PROBLEM
Select lines where the word "icon" appears.

[Part of a data file]
=-=-=

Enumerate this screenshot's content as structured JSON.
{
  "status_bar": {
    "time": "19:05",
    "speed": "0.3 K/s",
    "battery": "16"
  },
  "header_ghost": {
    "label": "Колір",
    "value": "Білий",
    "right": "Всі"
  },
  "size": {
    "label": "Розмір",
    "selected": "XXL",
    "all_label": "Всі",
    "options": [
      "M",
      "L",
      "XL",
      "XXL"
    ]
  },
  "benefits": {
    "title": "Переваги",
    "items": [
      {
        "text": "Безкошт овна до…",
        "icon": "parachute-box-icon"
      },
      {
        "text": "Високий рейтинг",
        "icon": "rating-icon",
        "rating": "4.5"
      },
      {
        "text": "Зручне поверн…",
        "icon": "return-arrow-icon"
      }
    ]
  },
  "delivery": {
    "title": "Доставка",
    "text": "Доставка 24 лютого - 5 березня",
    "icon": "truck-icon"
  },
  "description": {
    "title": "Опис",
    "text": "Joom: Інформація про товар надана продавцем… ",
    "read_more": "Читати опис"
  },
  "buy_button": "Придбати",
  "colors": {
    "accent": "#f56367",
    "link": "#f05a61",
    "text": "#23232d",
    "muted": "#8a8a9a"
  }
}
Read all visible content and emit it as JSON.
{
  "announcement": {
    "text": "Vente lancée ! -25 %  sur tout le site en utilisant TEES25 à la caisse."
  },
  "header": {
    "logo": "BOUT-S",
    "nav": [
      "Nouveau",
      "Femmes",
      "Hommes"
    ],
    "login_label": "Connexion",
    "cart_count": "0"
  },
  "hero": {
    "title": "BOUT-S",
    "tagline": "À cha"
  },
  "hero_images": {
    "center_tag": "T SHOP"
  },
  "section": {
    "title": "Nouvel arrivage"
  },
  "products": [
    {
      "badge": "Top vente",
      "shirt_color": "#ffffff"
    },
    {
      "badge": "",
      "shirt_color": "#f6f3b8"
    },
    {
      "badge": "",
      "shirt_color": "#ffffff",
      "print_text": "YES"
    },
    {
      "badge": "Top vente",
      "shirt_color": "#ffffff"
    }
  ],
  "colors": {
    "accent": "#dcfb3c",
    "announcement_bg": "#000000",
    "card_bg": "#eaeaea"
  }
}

=-=-=

REPLY TO THE TASK
        "icon": "parachute-box-icon"
        "icon": "rating-icon",
        "icon": "return-arrow-icon"
    "icon": "truck-icon"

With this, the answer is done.